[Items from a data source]
'''
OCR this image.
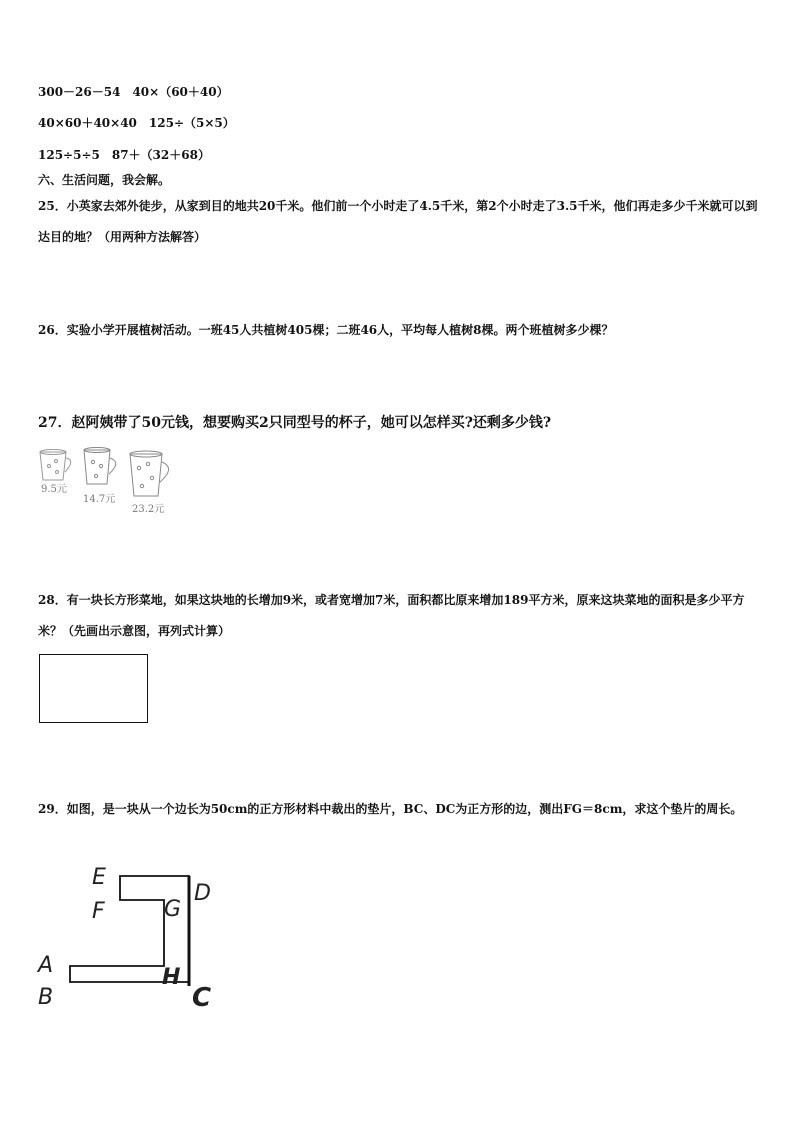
300－26－54　40×（60＋40）
40×60＋40×40　125÷（5×5）
125÷5÷5　87＋（32＋68）
六、生活问题，我会解。
25．小英家去郊外徒步，从家到目的地共20千米。他们前一个小时走了4.5千米，第2个小时走了3.5千米，他们再走多少千米就可以到达目的地？（用两种方法解答）
26．实验小学开展植树活动。一班45人共植树405棵；二班46人，平均每人植树8棵。两个班植树多少棵？
27．赵阿姨带了50元钱，想要购买2只同型号的杯子，她可以怎样买?还剩多少钱?
9.5元
14.7元
23.2元
28．有一块长方形菜地，如果这块地的长增加9米，或者宽增加7米，面积都比原来增加189平方米，原来这块菜地的面积是多少平方米？（先画出示意图，再列式计算）
29．如图，是一块从一个边长为50cm的正方形材料中裁出的垫片，BC、DC为正方形的边，测出FG＝8cm，求这个垫片的周长。
E
F	G
D
A
B
H
C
'''
:: TASK REQUIREMENTS ::
Pictures don't belong in the copy. Transcribe every record exactly as it appears.

:: EXERCISE RESPONSE ::
OCR this image.
300－26－54　40×（60＋40）
40×60＋40×40　125÷（5×5）
125÷5÷5　87＋（32＋68）
六、生活问题，我会解。
25．小英家去郊外徒步，从家到目的地共20千米。他们前一个小时走了4.5千米，第2个小时走了3.5千米，他们再走多少千米就可以到达目的地？（用两种方法解答）
26．实验小学开展植树活动。一班45人共植树405棵；二班46人，平均每人植树8棵。两个班植树多少棵？
27．赵阿姨带了50元钱，想要购买2只同型号的杯子，她可以怎样买?还剩多少钱?
9.5元
14.7元
23.2元
28．有一块长方形菜地，如果这块地的长增加9米，或者宽增加7米，面积都比原来增加189平方米，原来这块菜地的面积是多少平方米？（先画出示意图，再列式计算）
29．如图，是一块从一个边长为50cm的正方形材料中裁出的垫片，BC、DC为正方形的边，测出FG＝8cm，求这个垫片的周长。
E
F	G
D
A
B
H
C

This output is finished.